--- Task directions ---
Without omitting anything, retype the data that follows.

* * *

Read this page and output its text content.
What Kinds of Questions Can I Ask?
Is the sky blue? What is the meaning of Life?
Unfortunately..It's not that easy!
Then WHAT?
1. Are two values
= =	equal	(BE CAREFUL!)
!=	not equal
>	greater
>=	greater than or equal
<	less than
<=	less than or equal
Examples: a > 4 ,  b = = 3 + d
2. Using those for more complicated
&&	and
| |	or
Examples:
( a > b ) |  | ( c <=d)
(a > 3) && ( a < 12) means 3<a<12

* * *

--- Task answer ---
Read this page and output its text content.
What Kinds of Questions Can I Ask?
Is the sky blue? What is the meaning of Life?
Unfortunately..It's not that easy!
Then WHAT?
1. Are two values
= =	equal	(BE CAREFUL!)
!=	not equal
>	greater
>=	greater than or equal
<	less than
<=	less than or equal
Examples: a > 4 ,  b = = 3 + d
2. Using those for more complicated
&&	and
| |	or
Examples:
( a > b ) |  | ( c <=d)
(a > 3) && ( a < 12) means 3<a<12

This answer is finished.